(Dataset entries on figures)
------------------------------

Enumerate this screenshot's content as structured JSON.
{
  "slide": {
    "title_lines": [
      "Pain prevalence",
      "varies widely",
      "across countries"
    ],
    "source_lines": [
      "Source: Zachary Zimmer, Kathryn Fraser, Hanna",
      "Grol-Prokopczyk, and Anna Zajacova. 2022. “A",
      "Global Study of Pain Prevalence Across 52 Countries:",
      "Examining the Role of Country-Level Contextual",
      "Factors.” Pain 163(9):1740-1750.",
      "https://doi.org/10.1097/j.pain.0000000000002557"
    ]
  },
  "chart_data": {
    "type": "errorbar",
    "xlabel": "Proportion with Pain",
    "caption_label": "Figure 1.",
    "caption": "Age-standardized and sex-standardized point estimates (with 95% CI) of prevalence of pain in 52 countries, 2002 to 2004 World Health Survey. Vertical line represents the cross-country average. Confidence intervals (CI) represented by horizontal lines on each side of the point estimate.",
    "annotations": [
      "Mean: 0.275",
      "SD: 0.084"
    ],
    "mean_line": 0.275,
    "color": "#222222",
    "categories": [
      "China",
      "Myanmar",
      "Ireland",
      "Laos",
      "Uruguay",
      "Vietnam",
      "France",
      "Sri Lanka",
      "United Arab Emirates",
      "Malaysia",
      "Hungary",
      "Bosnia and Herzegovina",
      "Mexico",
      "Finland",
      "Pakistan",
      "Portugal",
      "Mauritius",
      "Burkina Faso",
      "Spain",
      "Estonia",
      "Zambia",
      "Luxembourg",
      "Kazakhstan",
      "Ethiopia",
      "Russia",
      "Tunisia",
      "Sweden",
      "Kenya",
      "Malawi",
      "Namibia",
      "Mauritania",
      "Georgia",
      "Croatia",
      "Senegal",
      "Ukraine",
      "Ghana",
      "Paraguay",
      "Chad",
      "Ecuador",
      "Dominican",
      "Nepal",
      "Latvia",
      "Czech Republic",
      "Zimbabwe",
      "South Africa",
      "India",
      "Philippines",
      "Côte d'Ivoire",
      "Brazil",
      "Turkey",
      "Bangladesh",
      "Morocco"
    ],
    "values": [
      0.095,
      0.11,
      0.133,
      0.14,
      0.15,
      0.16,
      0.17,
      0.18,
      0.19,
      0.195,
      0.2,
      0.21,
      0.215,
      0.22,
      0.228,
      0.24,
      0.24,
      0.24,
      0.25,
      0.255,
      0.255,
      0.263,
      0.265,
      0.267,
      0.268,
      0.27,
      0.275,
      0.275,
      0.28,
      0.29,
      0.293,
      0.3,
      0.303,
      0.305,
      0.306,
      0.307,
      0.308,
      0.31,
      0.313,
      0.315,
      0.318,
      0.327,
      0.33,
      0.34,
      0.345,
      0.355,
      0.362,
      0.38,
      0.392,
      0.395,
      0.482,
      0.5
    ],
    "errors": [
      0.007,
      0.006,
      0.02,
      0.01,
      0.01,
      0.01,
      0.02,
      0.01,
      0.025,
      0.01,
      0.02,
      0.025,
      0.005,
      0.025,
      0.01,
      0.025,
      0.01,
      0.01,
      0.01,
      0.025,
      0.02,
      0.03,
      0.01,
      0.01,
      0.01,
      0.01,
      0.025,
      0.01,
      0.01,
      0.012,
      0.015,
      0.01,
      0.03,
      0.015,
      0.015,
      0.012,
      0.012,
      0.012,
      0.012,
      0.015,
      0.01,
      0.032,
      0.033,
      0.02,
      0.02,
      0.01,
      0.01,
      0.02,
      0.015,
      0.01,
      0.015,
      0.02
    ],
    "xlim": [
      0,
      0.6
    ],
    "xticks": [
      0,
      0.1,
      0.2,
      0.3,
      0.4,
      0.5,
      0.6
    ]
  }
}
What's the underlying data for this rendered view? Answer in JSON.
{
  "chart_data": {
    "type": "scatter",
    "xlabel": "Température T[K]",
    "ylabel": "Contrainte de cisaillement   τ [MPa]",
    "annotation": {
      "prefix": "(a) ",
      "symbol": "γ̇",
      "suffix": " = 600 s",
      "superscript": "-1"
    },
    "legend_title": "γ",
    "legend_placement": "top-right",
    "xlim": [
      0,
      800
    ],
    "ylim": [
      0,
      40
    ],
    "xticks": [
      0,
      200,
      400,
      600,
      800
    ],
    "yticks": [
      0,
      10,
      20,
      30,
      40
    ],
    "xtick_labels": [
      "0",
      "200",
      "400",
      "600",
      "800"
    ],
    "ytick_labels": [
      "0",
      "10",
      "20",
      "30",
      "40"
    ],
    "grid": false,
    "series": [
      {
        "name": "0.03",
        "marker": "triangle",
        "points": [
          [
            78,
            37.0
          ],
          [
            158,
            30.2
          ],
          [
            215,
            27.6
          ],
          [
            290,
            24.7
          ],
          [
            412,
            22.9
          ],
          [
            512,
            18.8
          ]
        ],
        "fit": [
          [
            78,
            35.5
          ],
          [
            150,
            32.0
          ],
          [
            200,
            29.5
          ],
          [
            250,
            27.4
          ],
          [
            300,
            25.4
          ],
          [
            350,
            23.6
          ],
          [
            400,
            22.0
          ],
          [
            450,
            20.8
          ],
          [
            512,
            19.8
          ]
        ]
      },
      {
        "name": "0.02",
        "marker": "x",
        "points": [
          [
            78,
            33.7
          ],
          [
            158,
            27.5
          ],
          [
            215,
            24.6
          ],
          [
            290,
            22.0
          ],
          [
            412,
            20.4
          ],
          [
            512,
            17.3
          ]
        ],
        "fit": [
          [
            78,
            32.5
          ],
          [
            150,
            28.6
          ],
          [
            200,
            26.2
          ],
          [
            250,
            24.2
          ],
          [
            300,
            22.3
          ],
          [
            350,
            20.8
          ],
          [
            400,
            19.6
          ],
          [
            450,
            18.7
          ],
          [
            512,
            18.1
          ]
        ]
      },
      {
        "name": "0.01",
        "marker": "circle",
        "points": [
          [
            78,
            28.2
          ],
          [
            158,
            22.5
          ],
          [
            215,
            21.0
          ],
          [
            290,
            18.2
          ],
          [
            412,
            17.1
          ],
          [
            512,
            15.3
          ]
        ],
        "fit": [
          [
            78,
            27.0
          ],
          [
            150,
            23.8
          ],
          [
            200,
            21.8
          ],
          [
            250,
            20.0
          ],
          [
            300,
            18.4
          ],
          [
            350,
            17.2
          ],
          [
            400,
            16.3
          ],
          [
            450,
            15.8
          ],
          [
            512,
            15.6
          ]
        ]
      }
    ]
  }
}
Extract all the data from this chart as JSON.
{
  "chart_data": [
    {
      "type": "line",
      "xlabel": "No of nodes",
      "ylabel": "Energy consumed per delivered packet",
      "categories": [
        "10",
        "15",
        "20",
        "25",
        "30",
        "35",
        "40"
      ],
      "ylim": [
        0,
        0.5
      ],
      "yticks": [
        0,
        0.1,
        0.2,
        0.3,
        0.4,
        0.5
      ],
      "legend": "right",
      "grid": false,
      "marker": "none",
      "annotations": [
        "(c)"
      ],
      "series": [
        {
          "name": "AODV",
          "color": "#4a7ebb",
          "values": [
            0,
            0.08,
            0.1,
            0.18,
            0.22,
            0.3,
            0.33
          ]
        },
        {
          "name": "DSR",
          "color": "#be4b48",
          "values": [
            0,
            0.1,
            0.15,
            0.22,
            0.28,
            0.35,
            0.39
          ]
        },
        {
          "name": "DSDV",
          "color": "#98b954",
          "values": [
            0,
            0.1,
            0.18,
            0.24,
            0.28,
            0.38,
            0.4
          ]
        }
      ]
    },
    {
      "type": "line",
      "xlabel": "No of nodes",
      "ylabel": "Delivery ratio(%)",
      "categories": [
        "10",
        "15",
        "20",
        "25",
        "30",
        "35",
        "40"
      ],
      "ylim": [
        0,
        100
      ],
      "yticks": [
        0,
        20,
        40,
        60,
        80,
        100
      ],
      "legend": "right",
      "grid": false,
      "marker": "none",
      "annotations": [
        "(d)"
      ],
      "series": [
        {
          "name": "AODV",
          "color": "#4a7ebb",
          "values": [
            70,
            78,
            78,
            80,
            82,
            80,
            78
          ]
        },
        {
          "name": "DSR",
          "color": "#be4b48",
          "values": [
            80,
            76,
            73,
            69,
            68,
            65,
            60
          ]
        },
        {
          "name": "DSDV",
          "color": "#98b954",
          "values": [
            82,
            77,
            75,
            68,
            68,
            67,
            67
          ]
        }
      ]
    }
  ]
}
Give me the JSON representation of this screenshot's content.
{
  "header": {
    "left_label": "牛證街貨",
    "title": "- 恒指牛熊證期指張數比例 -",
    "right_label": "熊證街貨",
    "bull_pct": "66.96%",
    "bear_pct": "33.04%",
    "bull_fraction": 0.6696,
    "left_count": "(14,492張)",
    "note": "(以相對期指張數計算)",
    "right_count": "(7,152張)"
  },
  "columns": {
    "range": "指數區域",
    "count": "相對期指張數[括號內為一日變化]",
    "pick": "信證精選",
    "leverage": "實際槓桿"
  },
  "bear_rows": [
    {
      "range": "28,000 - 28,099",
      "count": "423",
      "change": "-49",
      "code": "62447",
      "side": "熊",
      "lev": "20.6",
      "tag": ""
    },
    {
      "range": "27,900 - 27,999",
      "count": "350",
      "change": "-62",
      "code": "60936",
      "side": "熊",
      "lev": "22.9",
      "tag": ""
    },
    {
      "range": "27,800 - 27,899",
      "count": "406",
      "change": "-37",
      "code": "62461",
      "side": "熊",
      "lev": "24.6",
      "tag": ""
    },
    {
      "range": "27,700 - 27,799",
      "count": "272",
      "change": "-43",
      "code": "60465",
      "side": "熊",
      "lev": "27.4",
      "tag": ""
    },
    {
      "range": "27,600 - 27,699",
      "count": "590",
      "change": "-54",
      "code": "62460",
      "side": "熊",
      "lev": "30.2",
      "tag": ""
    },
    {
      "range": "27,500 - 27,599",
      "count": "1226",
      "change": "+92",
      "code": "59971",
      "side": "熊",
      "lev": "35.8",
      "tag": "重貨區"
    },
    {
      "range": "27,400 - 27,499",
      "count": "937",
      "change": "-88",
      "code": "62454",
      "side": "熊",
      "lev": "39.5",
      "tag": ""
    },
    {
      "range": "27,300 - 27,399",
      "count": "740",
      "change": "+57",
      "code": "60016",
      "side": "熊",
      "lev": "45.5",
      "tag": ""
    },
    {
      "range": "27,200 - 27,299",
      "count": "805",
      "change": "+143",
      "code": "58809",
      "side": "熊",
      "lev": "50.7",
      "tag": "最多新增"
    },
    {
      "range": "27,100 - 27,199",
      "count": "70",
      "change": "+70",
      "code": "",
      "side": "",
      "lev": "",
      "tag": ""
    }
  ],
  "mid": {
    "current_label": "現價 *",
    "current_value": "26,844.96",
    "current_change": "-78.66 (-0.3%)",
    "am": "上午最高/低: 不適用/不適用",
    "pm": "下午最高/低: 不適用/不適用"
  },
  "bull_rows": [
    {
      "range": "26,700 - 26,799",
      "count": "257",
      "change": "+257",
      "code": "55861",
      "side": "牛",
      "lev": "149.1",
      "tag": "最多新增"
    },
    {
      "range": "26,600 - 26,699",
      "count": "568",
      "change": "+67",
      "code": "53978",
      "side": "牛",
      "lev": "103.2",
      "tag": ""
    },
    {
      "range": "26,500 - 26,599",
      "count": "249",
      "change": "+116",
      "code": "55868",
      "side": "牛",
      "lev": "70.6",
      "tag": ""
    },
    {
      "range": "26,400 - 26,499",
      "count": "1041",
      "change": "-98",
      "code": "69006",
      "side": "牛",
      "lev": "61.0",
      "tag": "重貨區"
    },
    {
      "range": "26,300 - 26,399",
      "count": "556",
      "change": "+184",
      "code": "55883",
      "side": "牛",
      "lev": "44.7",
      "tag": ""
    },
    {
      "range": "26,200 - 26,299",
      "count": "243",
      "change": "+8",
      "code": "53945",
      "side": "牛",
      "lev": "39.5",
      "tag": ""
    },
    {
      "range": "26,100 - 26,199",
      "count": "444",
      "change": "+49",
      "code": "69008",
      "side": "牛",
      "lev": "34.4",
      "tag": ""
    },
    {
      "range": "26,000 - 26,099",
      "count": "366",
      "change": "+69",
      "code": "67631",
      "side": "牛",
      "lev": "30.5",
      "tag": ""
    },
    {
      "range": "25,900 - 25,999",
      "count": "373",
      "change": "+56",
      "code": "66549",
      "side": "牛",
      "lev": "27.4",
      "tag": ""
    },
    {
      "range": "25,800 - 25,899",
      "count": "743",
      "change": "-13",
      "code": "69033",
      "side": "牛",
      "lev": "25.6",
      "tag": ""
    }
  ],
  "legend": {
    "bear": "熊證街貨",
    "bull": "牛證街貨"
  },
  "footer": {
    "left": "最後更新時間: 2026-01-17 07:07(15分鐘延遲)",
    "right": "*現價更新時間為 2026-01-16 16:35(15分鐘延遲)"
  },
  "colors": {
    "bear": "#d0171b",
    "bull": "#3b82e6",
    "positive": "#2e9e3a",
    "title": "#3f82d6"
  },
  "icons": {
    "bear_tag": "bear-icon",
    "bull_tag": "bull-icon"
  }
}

------------------------------

* What you need to do *
List every line above that holds the word "xlabel".

* Finished exercise *
    "xlabel": "Proportion with Pain",
    "xlabel": "Température T[K]",
      "xlabel": "No of nodes",
      "xlabel": "No of nodes",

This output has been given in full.